[Stated task] Look below for the line with "Extract all readable text from this page.". Extract that line and each one after it through the last, word for word.

[The input]
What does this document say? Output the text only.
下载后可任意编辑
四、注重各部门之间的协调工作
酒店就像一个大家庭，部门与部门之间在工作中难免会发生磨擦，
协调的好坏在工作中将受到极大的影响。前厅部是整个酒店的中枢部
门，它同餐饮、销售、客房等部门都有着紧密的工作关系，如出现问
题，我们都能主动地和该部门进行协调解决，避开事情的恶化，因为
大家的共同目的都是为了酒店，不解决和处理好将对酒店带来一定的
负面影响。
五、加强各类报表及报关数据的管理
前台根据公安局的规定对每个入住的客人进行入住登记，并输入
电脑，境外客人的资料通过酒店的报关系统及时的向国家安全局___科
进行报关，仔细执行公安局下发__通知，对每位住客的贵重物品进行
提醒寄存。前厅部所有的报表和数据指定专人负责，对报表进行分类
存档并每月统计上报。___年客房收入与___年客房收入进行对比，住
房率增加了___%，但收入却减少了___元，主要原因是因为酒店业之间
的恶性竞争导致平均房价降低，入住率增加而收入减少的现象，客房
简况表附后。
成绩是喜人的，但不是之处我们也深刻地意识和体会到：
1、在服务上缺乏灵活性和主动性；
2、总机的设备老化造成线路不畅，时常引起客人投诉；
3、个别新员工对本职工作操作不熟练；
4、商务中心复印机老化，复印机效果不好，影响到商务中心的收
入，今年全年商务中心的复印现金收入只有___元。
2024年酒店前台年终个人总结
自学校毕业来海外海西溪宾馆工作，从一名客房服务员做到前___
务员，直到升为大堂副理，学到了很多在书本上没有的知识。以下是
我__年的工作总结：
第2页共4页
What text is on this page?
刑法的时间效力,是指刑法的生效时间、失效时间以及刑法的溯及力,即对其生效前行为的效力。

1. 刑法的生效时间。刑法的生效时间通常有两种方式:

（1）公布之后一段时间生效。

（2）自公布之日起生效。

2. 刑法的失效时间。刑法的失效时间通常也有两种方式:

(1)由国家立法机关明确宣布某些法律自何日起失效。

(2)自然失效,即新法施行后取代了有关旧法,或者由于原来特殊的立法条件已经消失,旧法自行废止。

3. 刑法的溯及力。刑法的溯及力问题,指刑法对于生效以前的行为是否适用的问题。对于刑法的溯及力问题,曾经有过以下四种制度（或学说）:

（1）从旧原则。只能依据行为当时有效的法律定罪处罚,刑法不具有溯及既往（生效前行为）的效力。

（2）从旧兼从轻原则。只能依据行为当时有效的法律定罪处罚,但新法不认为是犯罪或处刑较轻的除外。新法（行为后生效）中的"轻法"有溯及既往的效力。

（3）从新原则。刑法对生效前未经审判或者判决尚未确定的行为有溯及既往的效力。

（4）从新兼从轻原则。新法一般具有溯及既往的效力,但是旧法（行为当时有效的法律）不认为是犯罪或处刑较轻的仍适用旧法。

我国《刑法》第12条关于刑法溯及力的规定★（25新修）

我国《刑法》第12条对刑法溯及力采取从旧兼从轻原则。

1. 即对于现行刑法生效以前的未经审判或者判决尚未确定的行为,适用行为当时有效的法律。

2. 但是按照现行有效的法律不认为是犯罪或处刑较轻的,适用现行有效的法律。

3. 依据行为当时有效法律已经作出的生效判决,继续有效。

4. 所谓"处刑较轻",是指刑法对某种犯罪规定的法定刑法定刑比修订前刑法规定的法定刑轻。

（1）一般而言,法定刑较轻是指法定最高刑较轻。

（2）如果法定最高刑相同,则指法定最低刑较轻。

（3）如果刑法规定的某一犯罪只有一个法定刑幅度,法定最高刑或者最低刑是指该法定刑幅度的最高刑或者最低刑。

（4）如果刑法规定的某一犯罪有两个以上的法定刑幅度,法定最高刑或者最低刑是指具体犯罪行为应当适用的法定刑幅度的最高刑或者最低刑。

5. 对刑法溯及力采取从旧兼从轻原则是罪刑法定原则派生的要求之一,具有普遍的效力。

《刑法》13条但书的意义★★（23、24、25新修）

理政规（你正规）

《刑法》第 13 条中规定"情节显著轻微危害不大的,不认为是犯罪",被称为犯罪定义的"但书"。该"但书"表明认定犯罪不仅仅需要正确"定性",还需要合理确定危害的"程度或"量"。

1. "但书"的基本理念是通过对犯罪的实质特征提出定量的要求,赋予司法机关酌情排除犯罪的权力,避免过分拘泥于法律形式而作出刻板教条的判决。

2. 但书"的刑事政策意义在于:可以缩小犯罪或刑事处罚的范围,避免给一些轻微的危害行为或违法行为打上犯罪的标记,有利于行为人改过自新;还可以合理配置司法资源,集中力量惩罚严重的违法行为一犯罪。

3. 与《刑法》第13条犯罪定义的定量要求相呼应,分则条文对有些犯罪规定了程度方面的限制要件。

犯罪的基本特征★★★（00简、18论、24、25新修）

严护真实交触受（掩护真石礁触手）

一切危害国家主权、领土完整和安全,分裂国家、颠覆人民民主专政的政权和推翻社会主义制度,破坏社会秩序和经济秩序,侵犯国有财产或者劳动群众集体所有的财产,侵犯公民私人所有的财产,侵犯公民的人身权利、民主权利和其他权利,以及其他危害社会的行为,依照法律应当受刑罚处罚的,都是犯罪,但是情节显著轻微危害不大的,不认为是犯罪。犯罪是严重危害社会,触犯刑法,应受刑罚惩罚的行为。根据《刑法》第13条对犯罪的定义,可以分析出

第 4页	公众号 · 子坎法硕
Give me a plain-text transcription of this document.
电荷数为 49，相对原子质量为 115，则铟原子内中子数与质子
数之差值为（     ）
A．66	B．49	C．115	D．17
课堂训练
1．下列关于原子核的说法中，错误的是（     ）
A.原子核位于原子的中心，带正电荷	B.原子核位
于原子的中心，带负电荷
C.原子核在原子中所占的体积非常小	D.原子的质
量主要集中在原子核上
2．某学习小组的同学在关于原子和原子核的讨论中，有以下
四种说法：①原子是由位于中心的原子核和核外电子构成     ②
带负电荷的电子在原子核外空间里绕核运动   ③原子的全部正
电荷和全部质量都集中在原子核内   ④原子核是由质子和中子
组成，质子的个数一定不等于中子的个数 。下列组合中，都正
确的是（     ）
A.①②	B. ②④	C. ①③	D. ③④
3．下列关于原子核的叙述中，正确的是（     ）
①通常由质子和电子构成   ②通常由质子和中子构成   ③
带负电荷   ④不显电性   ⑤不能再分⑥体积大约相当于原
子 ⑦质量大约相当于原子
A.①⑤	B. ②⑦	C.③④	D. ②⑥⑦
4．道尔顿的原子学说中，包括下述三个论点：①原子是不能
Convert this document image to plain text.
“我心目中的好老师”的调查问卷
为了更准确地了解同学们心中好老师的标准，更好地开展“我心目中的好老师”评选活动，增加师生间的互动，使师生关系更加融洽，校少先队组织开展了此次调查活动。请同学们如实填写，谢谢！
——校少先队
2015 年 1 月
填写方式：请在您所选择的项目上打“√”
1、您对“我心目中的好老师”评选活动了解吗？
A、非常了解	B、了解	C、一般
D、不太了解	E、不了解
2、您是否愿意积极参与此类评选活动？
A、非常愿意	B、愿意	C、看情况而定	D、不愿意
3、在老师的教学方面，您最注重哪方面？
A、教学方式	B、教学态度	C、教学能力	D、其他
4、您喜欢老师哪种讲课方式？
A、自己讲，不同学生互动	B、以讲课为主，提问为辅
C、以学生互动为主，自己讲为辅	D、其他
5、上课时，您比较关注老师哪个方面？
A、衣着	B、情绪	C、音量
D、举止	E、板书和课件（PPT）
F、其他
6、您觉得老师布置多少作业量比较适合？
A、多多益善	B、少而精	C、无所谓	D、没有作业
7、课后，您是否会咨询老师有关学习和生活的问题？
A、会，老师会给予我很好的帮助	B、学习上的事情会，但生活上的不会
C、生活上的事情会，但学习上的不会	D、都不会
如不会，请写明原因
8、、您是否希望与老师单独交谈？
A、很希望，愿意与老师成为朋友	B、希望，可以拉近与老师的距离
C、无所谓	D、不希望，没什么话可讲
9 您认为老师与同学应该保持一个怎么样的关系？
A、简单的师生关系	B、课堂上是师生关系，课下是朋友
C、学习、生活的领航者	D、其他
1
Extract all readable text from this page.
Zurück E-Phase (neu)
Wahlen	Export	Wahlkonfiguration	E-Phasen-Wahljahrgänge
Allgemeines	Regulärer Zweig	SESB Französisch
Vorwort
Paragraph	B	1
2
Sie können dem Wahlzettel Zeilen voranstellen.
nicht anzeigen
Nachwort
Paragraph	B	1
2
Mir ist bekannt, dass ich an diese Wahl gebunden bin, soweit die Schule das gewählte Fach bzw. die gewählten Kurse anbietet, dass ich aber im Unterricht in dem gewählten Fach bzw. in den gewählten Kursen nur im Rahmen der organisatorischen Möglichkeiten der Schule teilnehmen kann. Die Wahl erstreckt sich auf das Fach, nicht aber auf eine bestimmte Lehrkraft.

[Solution to this exercise]
Extract all readable text from this page.
Zurück E-Phase (neu)
Wahlen	Export	Wahlkonfiguration	E-Phasen-Wahljahrgänge
Allgemeines	Regulärer Zweig	SESB Französisch
Vorwort
Paragraph	B	1
2
Sie können dem Wahlzettel Zeilen voranstellen.
nicht anzeigen
Nachwort
Paragraph	B	1
2
Mir ist bekannt, dass ich an diese Wahl gebunden bin, soweit die Schule das gewählte Fach bzw. die gewählten Kurse anbietet, dass ich aber im Unterricht in dem gewählten Fach bzw. in den gewählten Kursen nur im Rahmen der organisatorischen Möglichkeiten der Schule teilnehmen kann. Die Wahl erstreckt sich auf das Fach, nicht aber auf eine bestimmte Lehrkraft.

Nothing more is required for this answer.